Source records:
----
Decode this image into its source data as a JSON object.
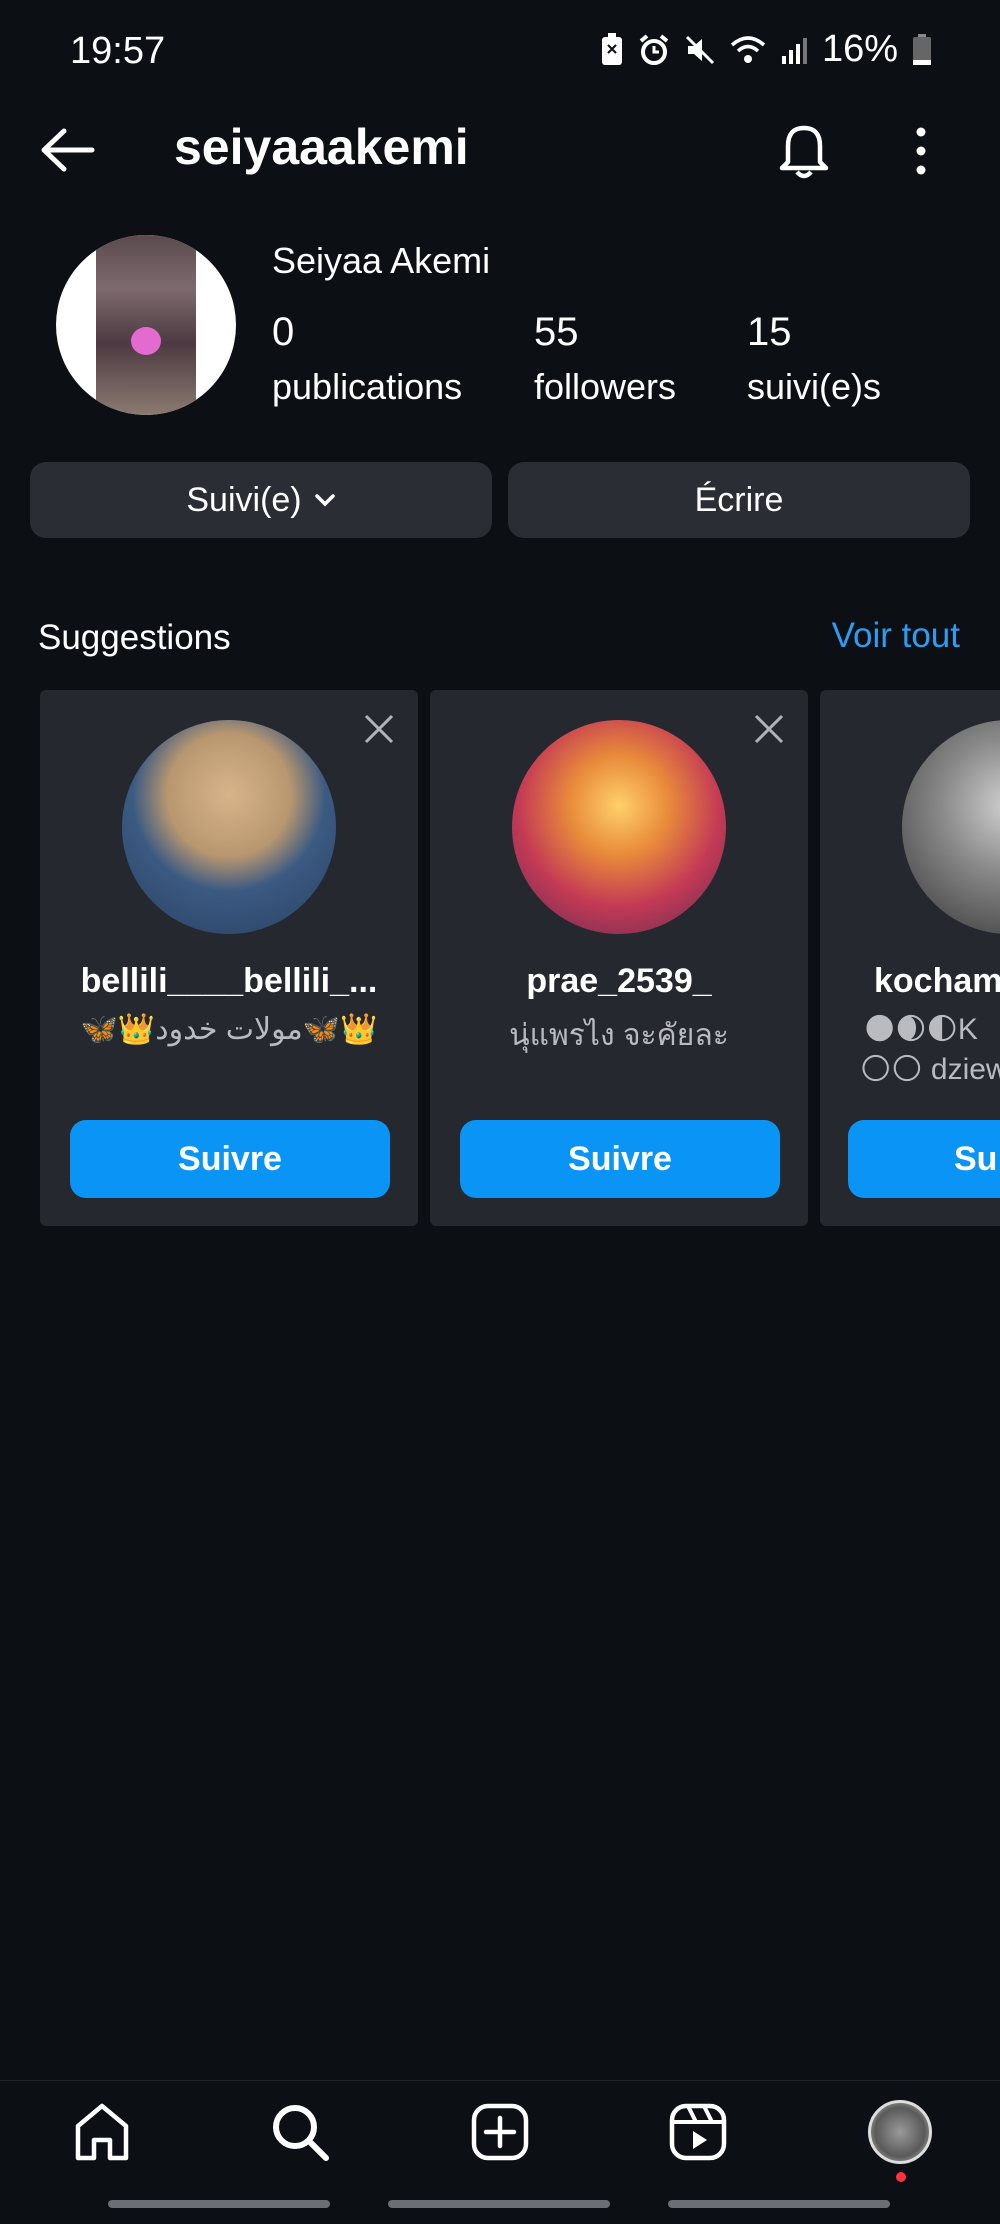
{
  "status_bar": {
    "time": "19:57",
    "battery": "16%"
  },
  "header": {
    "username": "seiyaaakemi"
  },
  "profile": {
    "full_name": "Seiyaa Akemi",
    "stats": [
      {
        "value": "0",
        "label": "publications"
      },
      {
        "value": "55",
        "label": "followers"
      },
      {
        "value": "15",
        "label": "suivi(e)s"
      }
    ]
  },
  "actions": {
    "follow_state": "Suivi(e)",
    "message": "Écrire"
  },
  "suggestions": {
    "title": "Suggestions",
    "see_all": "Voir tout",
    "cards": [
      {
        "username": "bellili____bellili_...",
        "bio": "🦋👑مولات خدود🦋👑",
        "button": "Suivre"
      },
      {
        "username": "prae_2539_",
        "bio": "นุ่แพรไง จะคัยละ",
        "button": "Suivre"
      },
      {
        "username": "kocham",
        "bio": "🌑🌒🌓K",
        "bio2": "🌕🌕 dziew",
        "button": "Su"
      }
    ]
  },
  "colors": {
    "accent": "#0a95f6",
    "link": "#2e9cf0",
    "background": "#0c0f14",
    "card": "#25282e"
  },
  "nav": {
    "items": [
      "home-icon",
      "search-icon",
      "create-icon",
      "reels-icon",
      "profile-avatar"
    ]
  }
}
----
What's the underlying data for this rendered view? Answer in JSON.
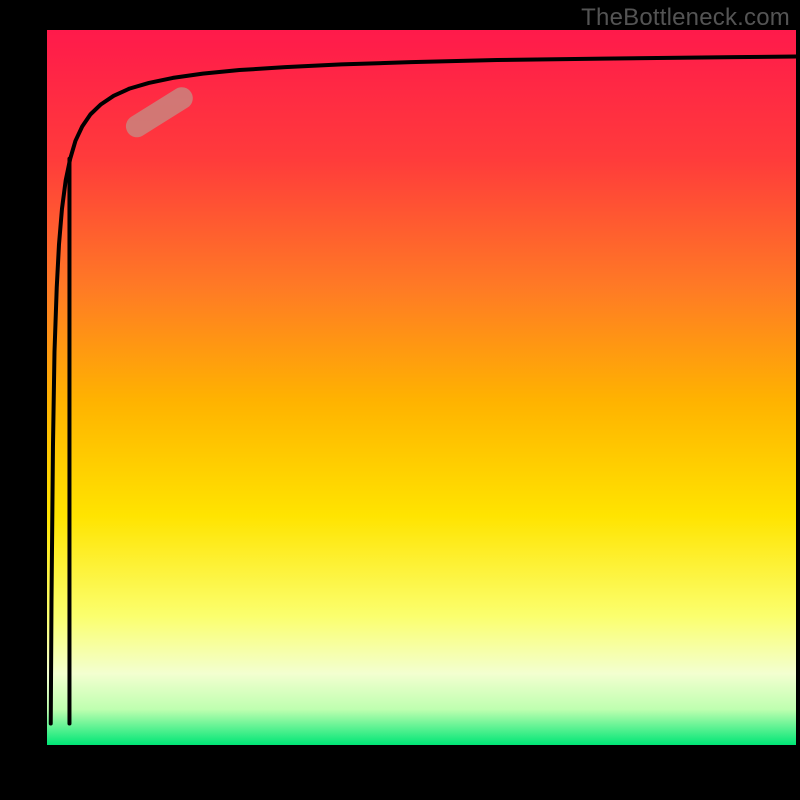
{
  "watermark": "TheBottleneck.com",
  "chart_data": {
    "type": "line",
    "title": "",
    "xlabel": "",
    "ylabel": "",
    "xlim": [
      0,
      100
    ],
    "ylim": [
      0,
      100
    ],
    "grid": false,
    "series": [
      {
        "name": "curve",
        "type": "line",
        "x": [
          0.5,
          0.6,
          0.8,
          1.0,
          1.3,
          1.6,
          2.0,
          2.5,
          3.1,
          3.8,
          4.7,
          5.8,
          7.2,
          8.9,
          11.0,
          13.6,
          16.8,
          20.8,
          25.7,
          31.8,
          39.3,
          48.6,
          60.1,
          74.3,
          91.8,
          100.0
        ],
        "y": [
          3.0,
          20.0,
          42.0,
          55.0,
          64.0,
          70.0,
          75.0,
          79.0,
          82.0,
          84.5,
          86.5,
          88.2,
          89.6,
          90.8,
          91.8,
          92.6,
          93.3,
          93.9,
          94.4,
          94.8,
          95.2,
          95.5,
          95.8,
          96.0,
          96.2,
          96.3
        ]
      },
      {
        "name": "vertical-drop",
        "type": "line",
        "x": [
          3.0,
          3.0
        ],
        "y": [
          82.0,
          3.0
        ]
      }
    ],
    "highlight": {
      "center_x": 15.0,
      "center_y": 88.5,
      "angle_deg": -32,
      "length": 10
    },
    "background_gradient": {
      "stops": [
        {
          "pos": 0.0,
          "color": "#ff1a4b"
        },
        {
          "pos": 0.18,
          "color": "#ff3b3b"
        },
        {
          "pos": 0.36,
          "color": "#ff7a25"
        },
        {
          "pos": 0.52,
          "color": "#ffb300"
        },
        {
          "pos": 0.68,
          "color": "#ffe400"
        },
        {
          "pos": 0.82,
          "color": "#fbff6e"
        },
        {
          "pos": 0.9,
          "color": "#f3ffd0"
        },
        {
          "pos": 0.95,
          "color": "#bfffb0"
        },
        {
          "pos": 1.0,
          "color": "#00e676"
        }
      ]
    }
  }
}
----
Return every line above in which the string "JSON" occurs.

• SOLVED EXERCISE
Decode this image into its source data as a JSON object.
What's the underlying data for this rendered view? Answer in JSON.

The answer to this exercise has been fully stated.